INSTRUCTIONS FOR THE TASK –
Return each line of the data below exactly, omitting any pictures.

=======

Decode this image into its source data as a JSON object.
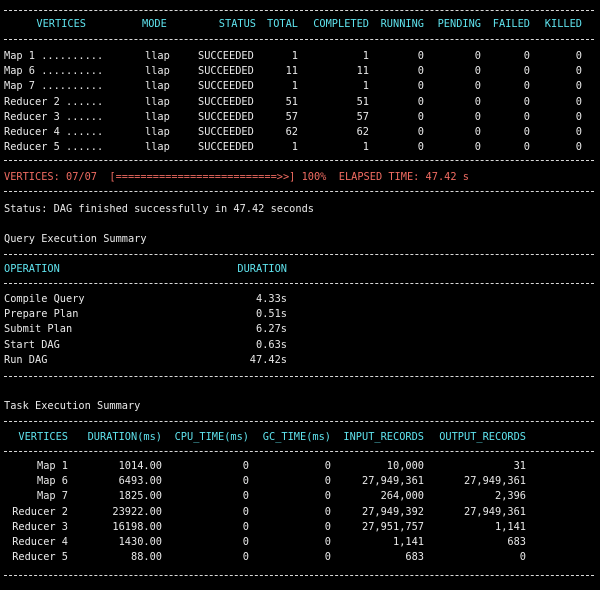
{
  "vertices_table": {
    "headers": [
      "VERTICES",
      "MODE",
      "STATUS",
      "TOTAL",
      "COMPLETED",
      "RUNNING",
      "PENDING",
      "FAILED",
      "KILLED"
    ],
    "rows": [
      [
        "Map 1 ..........",
        "llap",
        "SUCCEEDED",
        "1",
        "1",
        "0",
        "0",
        "0",
        "0"
      ],
      [
        "Map 6 ..........",
        "llap",
        "SUCCEEDED",
        "11",
        "11",
        "0",
        "0",
        "0",
        "0"
      ],
      [
        "Map 7 ..........",
        "llap",
        "SUCCEEDED",
        "1",
        "1",
        "0",
        "0",
        "0",
        "0"
      ],
      [
        "Reducer 2 ......",
        "llap",
        "SUCCEEDED",
        "51",
        "51",
        "0",
        "0",
        "0",
        "0"
      ],
      [
        "Reducer 3 ......",
        "llap",
        "SUCCEEDED",
        "57",
        "57",
        "0",
        "0",
        "0",
        "0"
      ],
      [
        "Reducer 4 ......",
        "llap",
        "SUCCEEDED",
        "62",
        "62",
        "0",
        "0",
        "0",
        "0"
      ],
      [
        "Reducer 5 ......",
        "llap",
        "SUCCEEDED",
        "1",
        "1",
        "0",
        "0",
        "0",
        "0"
      ]
    ]
  },
  "progress": {
    "line": "VERTICES: 07/07  [==========================>>] 100%  ELAPSED TIME: 47.42 s",
    "percent": 100
  },
  "status_line": "Status: DAG finished successfully in 47.42 seconds",
  "query_summary": {
    "title": "Query Execution Summary",
    "headers": [
      "OPERATION",
      "DURATION"
    ],
    "rows": [
      [
        "Compile Query",
        "4.33s"
      ],
      [
        "Prepare Plan",
        "0.51s"
      ],
      [
        "Submit Plan",
        "6.27s"
      ],
      [
        "Start DAG",
        "0.63s"
      ],
      [
        "Run DAG",
        "47.42s"
      ]
    ]
  },
  "task_summary": {
    "title": "Task Execution Summary",
    "headers": [
      "VERTICES",
      "DURATION(ms)",
      "CPU_TIME(ms)",
      "GC_TIME(ms)",
      "INPUT_RECORDS",
      "OUTPUT_RECORDS"
    ],
    "rows": [
      [
        "Map 1",
        "1014.00",
        "0",
        "0",
        "10,000",
        "31"
      ],
      [
        "Map 6",
        "6493.00",
        "0",
        "0",
        "27,949,361",
        "27,949,361"
      ],
      [
        "Map 7",
        "1825.00",
        "0",
        "0",
        "264,000",
        "2,396"
      ],
      [
        "Reducer 2",
        "23922.00",
        "0",
        "0",
        "27,949,392",
        "27,949,361"
      ],
      [
        "Reducer 3",
        "16198.00",
        "0",
        "0",
        "27,951,757",
        "1,141"
      ],
      [
        "Reducer 4",
        "1430.00",
        "0",
        "0",
        "1,141",
        "683"
      ],
      [
        "Reducer 5",
        "88.00",
        "0",
        "0",
        "683",
        "0"
      ]
    ]
  },
  "colors": {
    "background": "#000000",
    "text": "#e8e8e8",
    "header": "#5fe3ee",
    "progress": "#ef6b61"
  }
}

=======

REPLY –
Decode this image into its source data as a JSON object.
{
  "vertices_table": {
    "headers": [
      "VERTICES",
      "MODE",
      "STATUS",
      "TOTAL",
      "COMPLETED",
      "RUNNING",
      "PENDING",
      "FAILED",
      "KILLED"
    ],
    "rows": [
      [
        "Map 1 ..........",
        "llap",
        "SUCCEEDED",
        "1",
        "1",
        "0",
        "0",
        "0",
        "0"
      ],
      [
        "Map 6 ..........",
        "llap",
        "SUCCEEDED",
        "11",
        "11",
        "0",
        "0",
        "0",
        "0"
      ],
      [
        "Map 7 ..........",
        "llap",
        "SUCCEEDED",
        "1",
        "1",
        "0",
        "0",
        "0",
        "0"
      ],
      [
        "Reducer 2 ......",
        "llap",
        "SUCCEEDED",
        "51",
        "51",
        "0",
        "0",
        "0",
        "0"
      ],
      [
        "Reducer 3 ......",
        "llap",
        "SUCCEEDED",
        "57",
        "57",
        "0",
        "0",
        "0",
        "0"
      ],
      [
        "Reducer 4 ......",
        "llap",
        "SUCCEEDED",
        "62",
        "62",
        "0",
        "0",
        "0",
        "0"
      ],
      [
        "Reducer 5 ......",
        "llap",
        "SUCCEEDED",
        "1",
        "1",
        "0",
        "0",
        "0",
        "0"
      ]
    ]
  },
  "progress": {
    "line": "VERTICES: 07/07  [==========================>>] 100%  ELAPSED TIME: 47.42 s",
    "percent": 100
  },
  "status_line": "Status: DAG finished successfully in 47.42 seconds",
  "query_summary": {
    "title": "Query Execution Summary",
    "headers": [
      "OPERATION",
      "DURATION"
    ],
    "rows": [
      [
        "Compile Query",
        "4.33s"
      ],
      [
        "Prepare Plan",
        "0.51s"
      ],
      [
        "Submit Plan",
        "6.27s"
      ],
      [
        "Start DAG",
        "0.63s"
      ],
      [
        "Run DAG",
        "47.42s"
      ]
    ]
  },
  "task_summary": {
    "title": "Task Execution Summary",
    "headers": [
      "VERTICES",
      "DURATION(ms)",
      "CPU_TIME(ms)",
      "GC_TIME(ms)",
      "INPUT_RECORDS",
      "OUTPUT_RECORDS"
    ],
    "rows": [
      [
        "Map 1",
        "1014.00",
        "0",
        "0",
        "10,000",
        "31"
      ],
      [
        "Map 6",
        "6493.00",
        "0",
        "0",
        "27,949,361",
        "27,949,361"
      ],
      [
        "Map 7",
        "1825.00",
        "0",
        "0",
        "264,000",
        "2,396"
      ],
      [
        "Reducer 2",
        "23922.00",
        "0",
        "0",
        "27,949,392",
        "27,949,361"
      ],
      [
        "Reducer 3",
        "16198.00",
        "0",
        "0",
        "27,951,757",
        "1,141"
      ],
      [
        "Reducer 4",
        "1430.00",
        "0",
        "0",
        "1,141",
        "683"
      ],
      [
        "Reducer 5",
        "88.00",
        "0",
        "0",
        "683",
        "0"
      ]
    ]
  },
  "colors": {
    "background": "#000000",
    "text": "#e8e8e8",
    "header": "#5fe3ee",
    "progress": "#ef6b61"
  }
}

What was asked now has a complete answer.